[Material for the task]

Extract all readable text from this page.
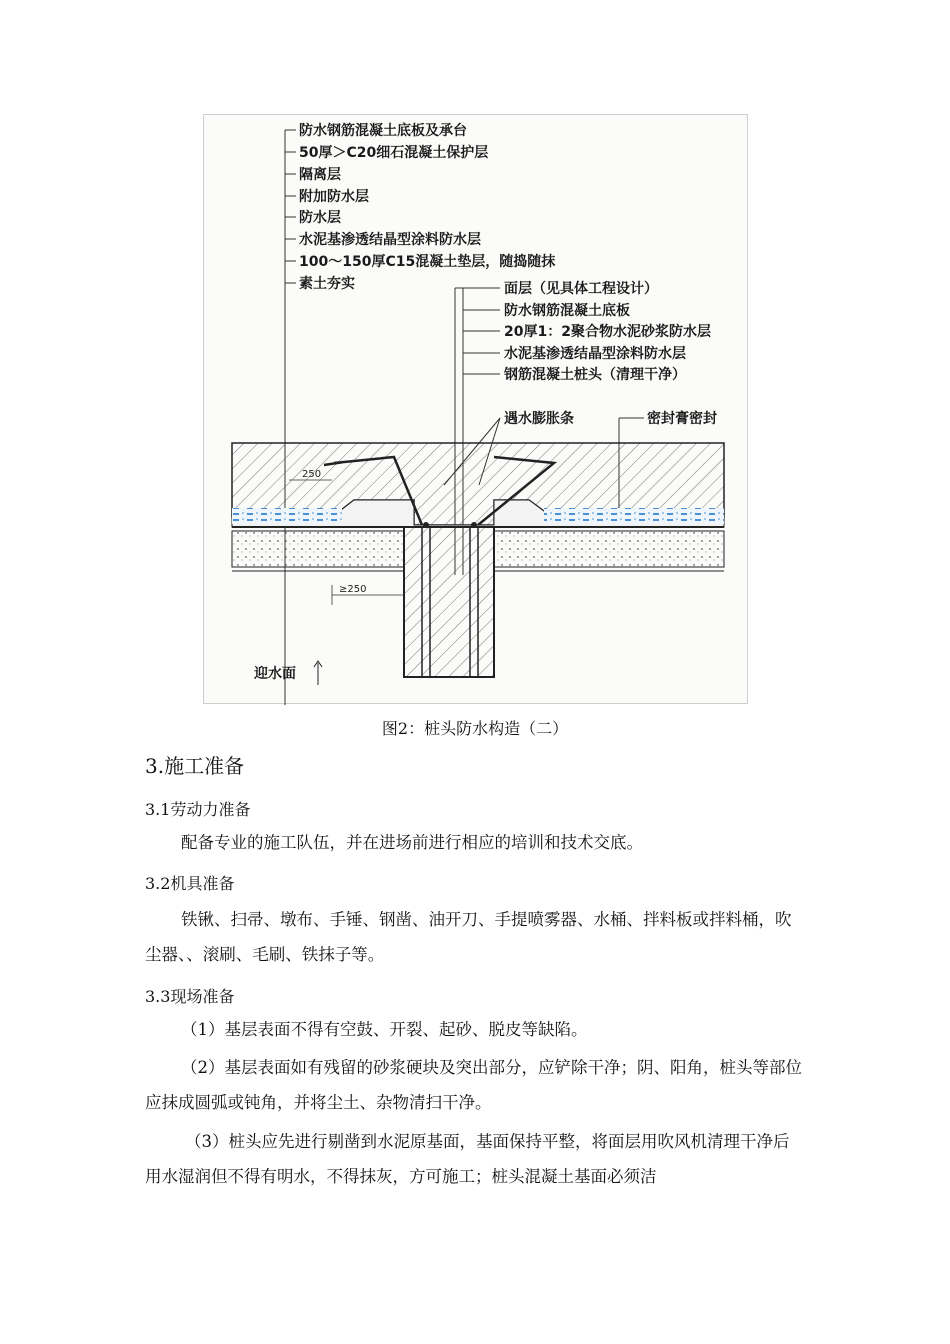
防水钢筋混凝土底板及承台
50厚＞C20细石混凝土保护层
隔离层
附加防水层
防水层
水泥基渗透结晶型涂料防水层
100～150厚C15混凝土垫层，随捣随抹
素土夯实	面层（见具体工程设计）
防水钢筋混凝土底板
20厚1：2聚合物水泥砂浆防水层
水泥基渗透结晶型涂料防水层
钢筋混凝土桩头（清理干净）
遇水膨胀条	密封膏密封
250
≥250
迎水面
图2：桩头防水构造（二）
3.施工准备
3.1劳动力准备
配备专业的施工队伍，并在进场前进行相应的培训和技术交底。
3.2机具准备
铁锹、扫帚、墩布、手锤、钢凿、油开刀、手提喷雾器、水桶、拌料板或拌料桶，吹尘器、、滚刷、毛刷、铁抹子等。
3.3现场准备
（1）基层表面不得有空鼓、开裂、起砂、脱皮等缺陷。
（2）基层表面如有残留的砂浆硬块及突出部分，应铲除干净；阴、阳角，桩头等部位应抹成圆弧或钝角，并将尘土、杂物清扫干净。
（3）桩头应先进行剔凿到水泥原基面，基面保持平整，将面层用吹风机清理干净后用水湿润但不得有明水，不得抹灰，方可施工；桩头混凝土基面必须洁
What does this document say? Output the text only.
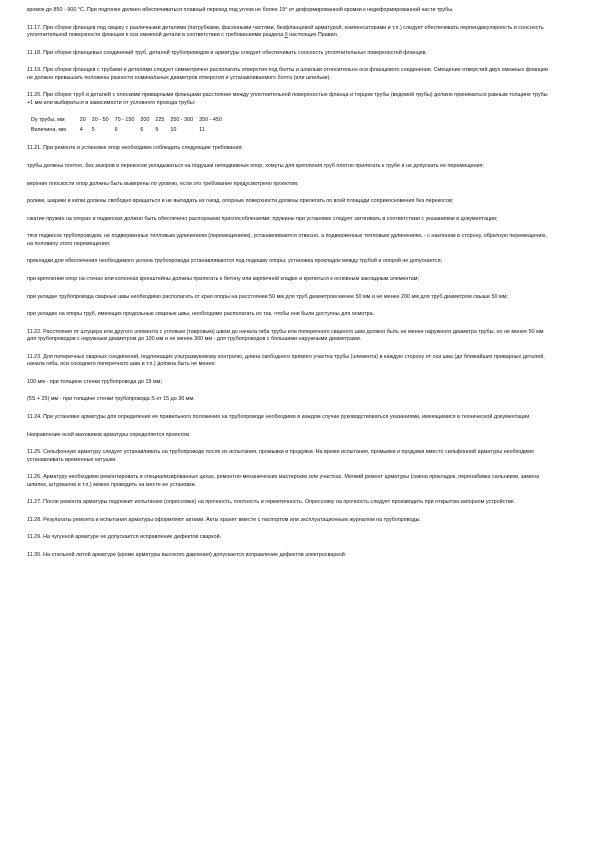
кромок до 850 - 900 °С. При подгонке должен обеспечиваться плавный переход под углом не более 15° от деформированной кромки к недеформированной части трубы.

11.17. При сборке фланцев под сварку с различными деталями (патрубками, фасонными частями, безфланцевой арматурой, компенсаторами и т.п.) следует обеспечивать перпендикулярность и соосность уплотнительной поверхности фланцев к оси смежной детали в соответствии с требованиями раздела 8 настоящих Правил.

11.18. При сборке фланцевых соединений труб, деталей трубопроводов и арматуры следует обеспечивать соосность уплотнительных поверхностей фланцев.

11.19. При сборке фланцев с трубами и деталями следует симметрично располагать отверстия под болты и шпильки относительно оси фланцевого соединения. Смещение отверстий двух смежных фланцев не должно превышать половины разности номинальных диаметров отверстия и устанавливаемого болта (или шпильки).

11.20. При сборке труб и деталей с плоскими приварными фланцами расстояние между уплотнительной поверхностью фланца и торцом трубы (ведомой трубы) должно приниматься равным толщине трубы +1 мм или выбираться в зависимости от условного прохода трубы:

Dy трубы, мм	20	20 - 50	70 - 150	200	225	250 - 300	350 - 450
Величина, мм	4	5	6	6	9	10	11

11.21. При ремонте и установке опор необходимо соблюдать следующие требования:

трубы должны плотно, без зазоров и перекосов укладываться на подушки неподвижных опор, хомуты для крепления труб плотно прилегать к трубе и не допускать ее перемещения;

верхние плоскости опор должны быть выверены по уровню, если это требование предусмотрено проектом;

ролики, шарики и катки должны свободно вращаться и не выпадать из гнезд, опорные поверхности должны прилегать по всей площади соприкосновения без перекосов;

сжатие пружин на опорах и подвесках должно быть обеспечено распорными приспособлениями; пружины при установке следует затягивать в соответствии с указаниями в документации;

тяги подвесок трубопроводов, не подверженных тепловым удлинениям (перемещениям), устанавливаются отвесно, а подверженных тепловым удлинениям, - с наклоном в сторону, обратную перемещению, на половину этого перемещения;

прокладки для обеспечения необходимого уклона трубопровода устанавливаются под подошву опоры; установка прокладок между трубой и опорой не допускается;

при креплении опор на стенах или колоннах кронштейны должны прилегать к бетону или кирпичной кладке и крепиться к основным закладным элементам;

при укладке трубопровода сварные швы необходимо располагать от края опоры на расстоянии 50 мм для труб диаметром менее 50 мм и не менее 200 мм для труб диаметром свыше 50 мм;

при укладке на опоры труб, имеющих продольные сварные швы, необходимо располагать их так, чтобы они были доступны для осмотра.

11.22. Расстояние от штуцера или другого элемента с угловым (тавровым) швом до начала гиба трубы или поперечного сварного шва должно быть не менее наружного диаметра трубы, но не менее 50 мм для трубопроводов с наружным диаметром до 100 мм и не менее 300 мм - для трубопроводов с большими наружными диаметрами.

11.23. Для поперечных сварных соединений, подлежащих ультразвуковому контролю, длина свободного прямого участка трубы (элемента) в каждую сторону от оси шва (до ближайших приварных деталей, начала гиба, оси соседнего поперечного шва и т.п.) должна быть не менее:

100 мм - при толщине стенки трубопровода до 15 мм;

(5S + 25) мм - при толщине стенки трубопровода S от 15 до 30 мм.

11.24. При установке арматуры для определения ее правильного положения на трубопроводе необходимо в каждом случае руководствоваться указаниями, имеющимися в технической документации.

Направление осей маховиков арматуры определяется проектом.

11.25. Сильфонную арматуру следует устанавливать на трубопроводе после их испытания, промывки и продувки. На время испытания, промывки и продувки вместо сильфонной арматуры необходимо устанавливать временные катушки.

11.26. Арматуру необходимо ремонтировать в специализированных цехах, ремонтно-механических мастерских или участках. Мелкий ремонт арматуры (смена прокладок, перенабивка сальников, замена шпилек, штурвалов и т.п.) можно проводить на месте ее установки.

11.27. После ремонта арматуры подлежит испытанию (опрессовке) на прочность, плотность и герметичность. Опрессовку на прочность следует производить при открытом запорном устройстве.

11.28. Результаты ремонта и испытания арматуры оформляют актами. Акты хранят вместе с паспортом или эксплуатационным журналом на трубопроводы.

11.29. На чугунной арматуре не допускается исправление дефектов сваркой.

11.30. На стальной литой арматуре (кроме арматуры высокого давления) допускается исправление дефектов электросваркой:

[The request] Without the pictures, copy the material exactly as given.

[Exercise solution]
Extract all readable text from this page.
防水钢筋混凝土底板及承台
50厚＞C20细石混凝土保护层
隔离层
附加防水层
防水层
水泥基渗透结晶型涂料防水层
100～150厚C15混凝土垫层，随捣随抹
素土夯实	面层（见具体工程设计）
防水钢筋混凝土底板
20厚1：2聚合物水泥砂浆防水层
水泥基渗透结晶型涂料防水层
钢筋混凝土桩头（清理干净）
遇水膨胀条	密封膏密封
250
≥250
迎水面
图2：桩头防水构造（二）
3.施工准备
3.1劳动力准备
配备专业的施工队伍，并在进场前进行相应的培训和技术交底。
3.2机具准备
铁锹、扫帚、墩布、手锤、钢凿、油开刀、手提喷雾器、水桶、拌料板或拌料桶，吹尘器、、滚刷、毛刷、铁抹子等。
3.3现场准备
（1）基层表面不得有空鼓、开裂、起砂、脱皮等缺陷。
（2）基层表面如有残留的砂浆硬块及突出部分，应铲除干净；阴、阳角，桩头等部位应抹成圆弧或钝角，并将尘土、杂物清扫干净。
（3）桩头应先进行剔凿到水泥原基面，基面保持平整，将面层用吹风机清理干净后用水湿润但不得有明水，不得抹灰，方可施工；桩头混凝土基面必须洁
What does this document say? Output the text only.
кромок до 850 - 900 °С. При подгонке должен обеспечиваться плавный переход под углом не более 15° от деформированной кромки к недеформированной части трубы.

11.17. При сборке фланцев под сварку с различными деталями (патрубками, фасонными частями, безфланцевой арматурой, компенсаторами и т.п.) следует обеспечивать перпендикулярность и соосность уплотнительной поверхности фланцев к оси смежной детали в соответствии с требованиями раздела 8 настоящих Правил.

11.18. При сборке фланцевых соединений труб, деталей трубопроводов и арматуры следует обеспечивать соосность уплотнительных поверхностей фланцев.

11.19. При сборке фланцев с трубами и деталями следует симметрично располагать отверстия под болты и шпильки относительно оси фланцевого соединения. Смещение отверстий двух смежных фланцев не должно превышать половины разности номинальных диаметров отверстия и устанавливаемого болта (или шпильки).

11.20. При сборке труб и деталей с плоскими приварными фланцами расстояние между уплотнительной поверхностью фланца и торцом трубы (ведомой трубы) должно приниматься равным толщине трубы +1 мм или выбираться в зависимости от условного прохода трубы:

Dy трубы, мм	20	20 - 50	70 - 150	200	225	250 - 300	350 - 450
Величина, мм	4	5	6	6	9	10	11

11.21. При ремонте и установке опор необходимо соблюдать следующие требования:

трубы должны плотно, без зазоров и перекосов укладываться на подушки неподвижных опор, хомуты для крепления труб плотно прилегать к трубе и не допускать ее перемещения;

верхние плоскости опор должны быть выверены по уровню, если это требование предусмотрено проектом;

ролики, шарики и катки должны свободно вращаться и не выпадать из гнезд, опорные поверхности должны прилегать по всей площади соприкосновения без перекосов;

сжатие пружин на опорах и подвесках должно быть обеспечено распорными приспособлениями; пружины при установке следует затягивать в соответствии с указаниями в документации;

тяги подвесок трубопроводов, не подверженных тепловым удлинениям (перемещениям), устанавливаются отвесно, а подверженных тепловым удлинениям, - с наклоном в сторону, обратную перемещению, на половину этого перемещения;

прокладки для обеспечения необходимого уклона трубопровода устанавливаются под подошву опоры; установка прокладок между трубой и опорой не допускается;

при креплении опор на стенах или колоннах кронштейны должны прилегать к бетону или кирпичной кладке и крепиться к основным закладным элементам;

при укладке трубопровода сварные швы необходимо располагать от края опоры на расстоянии 50 мм для труб диаметром менее 50 мм и не менее 200 мм для труб диаметром свыше 50 мм;

при укладке на опоры труб, имеющих продольные сварные швы, необходимо располагать их так, чтобы они были доступны для осмотра.

11.22. Расстояние от штуцера или другого элемента с угловым (тавровым) швом до начала гиба трубы или поперечного сварного шва должно быть не менее наружного диаметра трубы, но не менее 50 мм для трубопроводов с наружным диаметром до 100 мм и не менее 300 мм - для трубопроводов с большими наружными диаметрами.

11.23. Для поперечных сварных соединений, подлежащих ультразвуковому контролю, длина свободного прямого участка трубы (элемента) в каждую сторону от оси шва (до ближайших приварных деталей, начала гиба, оси соседнего поперечного шва и т.п.) должна быть не менее:

100 мм - при толщине стенки трубопровода до 15 мм;

(5S + 25) мм - при толщине стенки трубопровода S от 15 до 30 мм.

11.24. При установке арматуры для определения ее правильного положения на трубопроводе необходимо в каждом случае руководствоваться указаниями, имеющимися в технической документации.

Направление осей маховиков арматуры определяется проектом.

11.25. Сильфонную арматуру следует устанавливать на трубопроводе после их испытания, промывки и продувки. На время испытания, промывки и продувки вместо сильфонной арматуры необходимо устанавливать временные катушки.

11.26. Арматуру необходимо ремонтировать в специализированных цехах, ремонтно-механических мастерских или участках. Мелкий ремонт арматуры (смена прокладок, перенабивка сальников, замена шпилек, штурвалов и т.п.) можно проводить на месте ее установки.

11.27. После ремонта арматуры подлежит испытанию (опрессовке) на прочность, плотность и герметичность. Опрессовку на прочность следует производить при открытом запорном устройстве.

11.28. Результаты ремонта и испытания арматуры оформляют актами. Акты хранят вместе с паспортом или эксплуатационным журналом на трубопроводы.

11.29. На чугунной арматуре не допускается исправление дефектов сваркой.

11.30. На стальной литой арматуре (кроме арматуры высокого давления) допускается исправление дефектов электросваркой:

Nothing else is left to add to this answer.